++++ WORKING DATA

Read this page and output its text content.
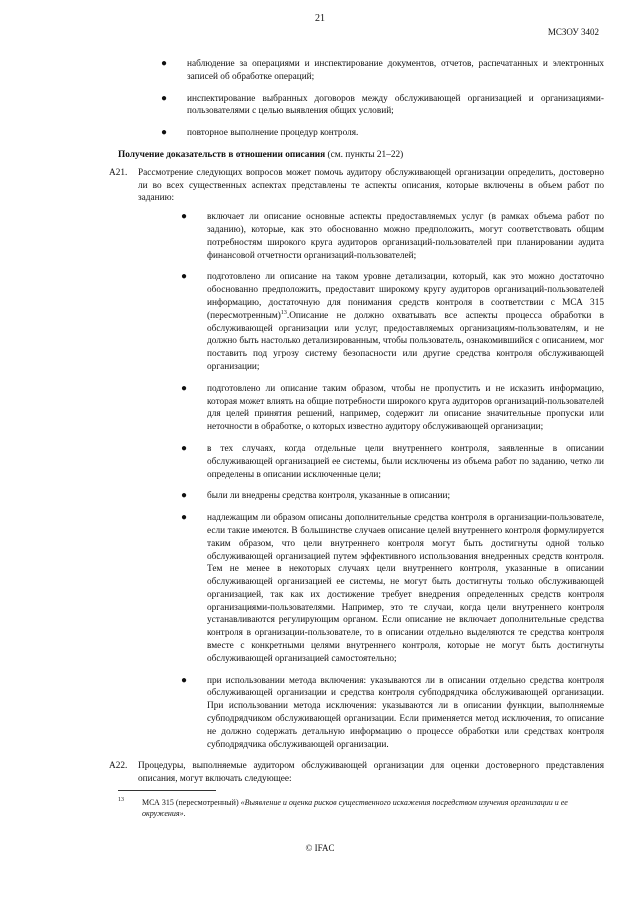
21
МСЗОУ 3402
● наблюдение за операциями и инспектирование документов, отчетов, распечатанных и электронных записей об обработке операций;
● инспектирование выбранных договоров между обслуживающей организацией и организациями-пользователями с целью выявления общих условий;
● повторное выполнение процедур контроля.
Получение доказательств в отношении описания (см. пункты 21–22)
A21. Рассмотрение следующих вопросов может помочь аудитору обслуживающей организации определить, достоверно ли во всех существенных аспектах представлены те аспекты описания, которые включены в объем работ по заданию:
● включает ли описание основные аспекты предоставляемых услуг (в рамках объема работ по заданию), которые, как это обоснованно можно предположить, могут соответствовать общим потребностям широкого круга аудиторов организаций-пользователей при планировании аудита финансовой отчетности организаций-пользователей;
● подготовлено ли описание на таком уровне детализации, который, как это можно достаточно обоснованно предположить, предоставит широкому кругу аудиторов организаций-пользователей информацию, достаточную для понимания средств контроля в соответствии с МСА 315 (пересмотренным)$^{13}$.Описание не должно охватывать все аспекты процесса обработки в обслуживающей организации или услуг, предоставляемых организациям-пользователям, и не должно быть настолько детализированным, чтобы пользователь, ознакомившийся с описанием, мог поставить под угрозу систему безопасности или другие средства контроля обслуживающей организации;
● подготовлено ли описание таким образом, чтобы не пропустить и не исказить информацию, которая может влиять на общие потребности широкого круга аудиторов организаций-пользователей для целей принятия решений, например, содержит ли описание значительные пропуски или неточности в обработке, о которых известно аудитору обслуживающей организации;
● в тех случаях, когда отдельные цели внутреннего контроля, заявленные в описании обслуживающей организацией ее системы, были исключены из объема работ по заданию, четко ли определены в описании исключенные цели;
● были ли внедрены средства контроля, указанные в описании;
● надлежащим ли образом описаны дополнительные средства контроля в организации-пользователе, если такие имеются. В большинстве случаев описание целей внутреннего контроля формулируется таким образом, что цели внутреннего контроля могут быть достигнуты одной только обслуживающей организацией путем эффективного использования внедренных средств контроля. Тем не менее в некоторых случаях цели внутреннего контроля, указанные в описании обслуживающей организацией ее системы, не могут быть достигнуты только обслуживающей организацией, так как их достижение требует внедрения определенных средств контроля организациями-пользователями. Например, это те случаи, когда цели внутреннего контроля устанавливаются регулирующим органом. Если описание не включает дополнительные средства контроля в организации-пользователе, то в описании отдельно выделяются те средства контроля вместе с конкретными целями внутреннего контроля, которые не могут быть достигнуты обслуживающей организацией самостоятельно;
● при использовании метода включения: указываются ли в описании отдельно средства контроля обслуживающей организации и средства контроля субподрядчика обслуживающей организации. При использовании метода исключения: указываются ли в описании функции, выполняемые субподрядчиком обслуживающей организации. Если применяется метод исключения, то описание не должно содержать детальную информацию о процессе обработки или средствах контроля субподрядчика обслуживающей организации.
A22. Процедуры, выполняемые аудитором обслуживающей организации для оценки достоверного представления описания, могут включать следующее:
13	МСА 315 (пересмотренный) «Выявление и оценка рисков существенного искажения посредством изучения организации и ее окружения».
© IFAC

++++++++
++++ WORKING DATA

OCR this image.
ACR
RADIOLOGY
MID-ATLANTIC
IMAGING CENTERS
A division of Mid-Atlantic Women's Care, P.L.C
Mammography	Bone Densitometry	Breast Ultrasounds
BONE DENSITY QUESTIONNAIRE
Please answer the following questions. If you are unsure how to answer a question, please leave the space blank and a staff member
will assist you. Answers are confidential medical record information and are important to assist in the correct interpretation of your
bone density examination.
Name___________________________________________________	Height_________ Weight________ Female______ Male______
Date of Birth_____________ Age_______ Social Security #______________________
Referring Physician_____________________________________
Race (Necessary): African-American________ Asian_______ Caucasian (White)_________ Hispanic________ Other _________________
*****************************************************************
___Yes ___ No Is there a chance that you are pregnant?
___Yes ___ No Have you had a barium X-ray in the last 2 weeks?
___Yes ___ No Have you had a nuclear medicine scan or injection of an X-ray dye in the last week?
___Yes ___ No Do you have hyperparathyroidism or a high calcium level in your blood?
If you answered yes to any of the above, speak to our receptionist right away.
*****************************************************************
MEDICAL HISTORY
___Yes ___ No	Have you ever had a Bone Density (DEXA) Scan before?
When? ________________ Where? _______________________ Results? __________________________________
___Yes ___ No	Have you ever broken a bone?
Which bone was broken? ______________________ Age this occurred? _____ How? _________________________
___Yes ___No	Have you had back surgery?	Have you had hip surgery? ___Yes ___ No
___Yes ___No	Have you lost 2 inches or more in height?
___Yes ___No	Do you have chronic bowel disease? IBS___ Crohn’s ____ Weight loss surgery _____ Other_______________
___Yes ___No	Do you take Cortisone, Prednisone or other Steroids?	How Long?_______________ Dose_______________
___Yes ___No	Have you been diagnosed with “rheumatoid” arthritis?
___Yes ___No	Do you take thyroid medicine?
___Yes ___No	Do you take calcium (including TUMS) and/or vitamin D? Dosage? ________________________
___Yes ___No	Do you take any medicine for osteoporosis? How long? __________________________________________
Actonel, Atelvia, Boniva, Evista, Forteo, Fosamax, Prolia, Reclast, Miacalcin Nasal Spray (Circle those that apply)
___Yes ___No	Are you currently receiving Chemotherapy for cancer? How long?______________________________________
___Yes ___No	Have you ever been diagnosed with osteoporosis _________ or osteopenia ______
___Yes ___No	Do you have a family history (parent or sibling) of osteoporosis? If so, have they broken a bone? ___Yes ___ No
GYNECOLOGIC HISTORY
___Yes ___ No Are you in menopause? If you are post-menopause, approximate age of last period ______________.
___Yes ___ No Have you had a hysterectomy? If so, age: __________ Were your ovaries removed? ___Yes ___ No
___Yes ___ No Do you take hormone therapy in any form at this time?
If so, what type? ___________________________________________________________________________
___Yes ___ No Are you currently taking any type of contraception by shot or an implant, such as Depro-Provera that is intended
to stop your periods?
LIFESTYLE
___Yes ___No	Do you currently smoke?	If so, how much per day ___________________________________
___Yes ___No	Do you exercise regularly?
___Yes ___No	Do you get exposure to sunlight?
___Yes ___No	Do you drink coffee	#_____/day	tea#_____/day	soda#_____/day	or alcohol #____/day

++++++++
++++ WORKING DATA

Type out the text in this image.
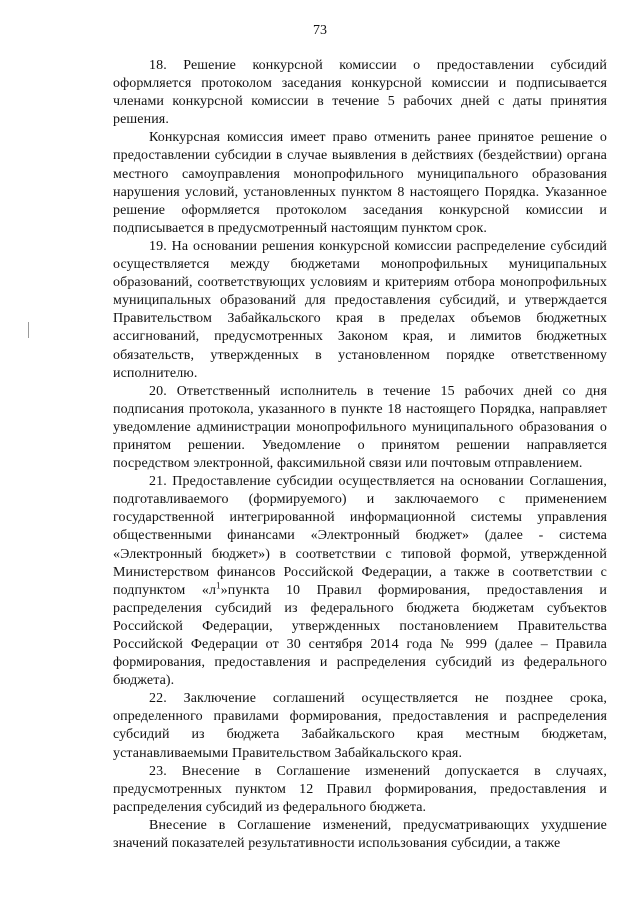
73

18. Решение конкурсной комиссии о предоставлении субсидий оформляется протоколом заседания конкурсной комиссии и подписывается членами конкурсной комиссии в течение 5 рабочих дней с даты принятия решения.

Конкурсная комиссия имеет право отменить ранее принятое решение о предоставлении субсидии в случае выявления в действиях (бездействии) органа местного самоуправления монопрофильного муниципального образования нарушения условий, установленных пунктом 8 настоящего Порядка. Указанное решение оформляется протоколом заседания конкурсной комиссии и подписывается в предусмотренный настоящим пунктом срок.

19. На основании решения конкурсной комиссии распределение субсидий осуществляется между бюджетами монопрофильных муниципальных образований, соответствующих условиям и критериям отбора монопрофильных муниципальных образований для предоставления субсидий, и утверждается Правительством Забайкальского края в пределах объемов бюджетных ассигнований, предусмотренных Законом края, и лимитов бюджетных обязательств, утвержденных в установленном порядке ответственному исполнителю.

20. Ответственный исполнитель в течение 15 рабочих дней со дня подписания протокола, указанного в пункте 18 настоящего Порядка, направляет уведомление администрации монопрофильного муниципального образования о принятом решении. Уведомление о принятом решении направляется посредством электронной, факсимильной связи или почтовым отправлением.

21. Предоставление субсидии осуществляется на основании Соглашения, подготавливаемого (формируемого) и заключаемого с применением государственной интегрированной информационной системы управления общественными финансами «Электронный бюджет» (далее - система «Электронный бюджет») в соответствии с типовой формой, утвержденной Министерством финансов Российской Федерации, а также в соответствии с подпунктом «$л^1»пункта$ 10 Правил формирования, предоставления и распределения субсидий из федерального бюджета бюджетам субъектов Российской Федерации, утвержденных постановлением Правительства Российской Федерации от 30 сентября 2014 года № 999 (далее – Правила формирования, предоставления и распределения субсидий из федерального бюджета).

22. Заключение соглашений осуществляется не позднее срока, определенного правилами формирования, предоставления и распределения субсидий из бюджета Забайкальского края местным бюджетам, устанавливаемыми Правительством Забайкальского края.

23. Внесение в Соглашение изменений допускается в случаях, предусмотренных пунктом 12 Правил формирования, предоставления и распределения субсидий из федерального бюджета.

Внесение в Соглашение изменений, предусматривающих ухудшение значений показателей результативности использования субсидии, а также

++++++++

### TO BE DONE:
Provide the number of lines in the entries that include "инспектирование", and no other text.

### REPLY TO THE EXERCISE:
2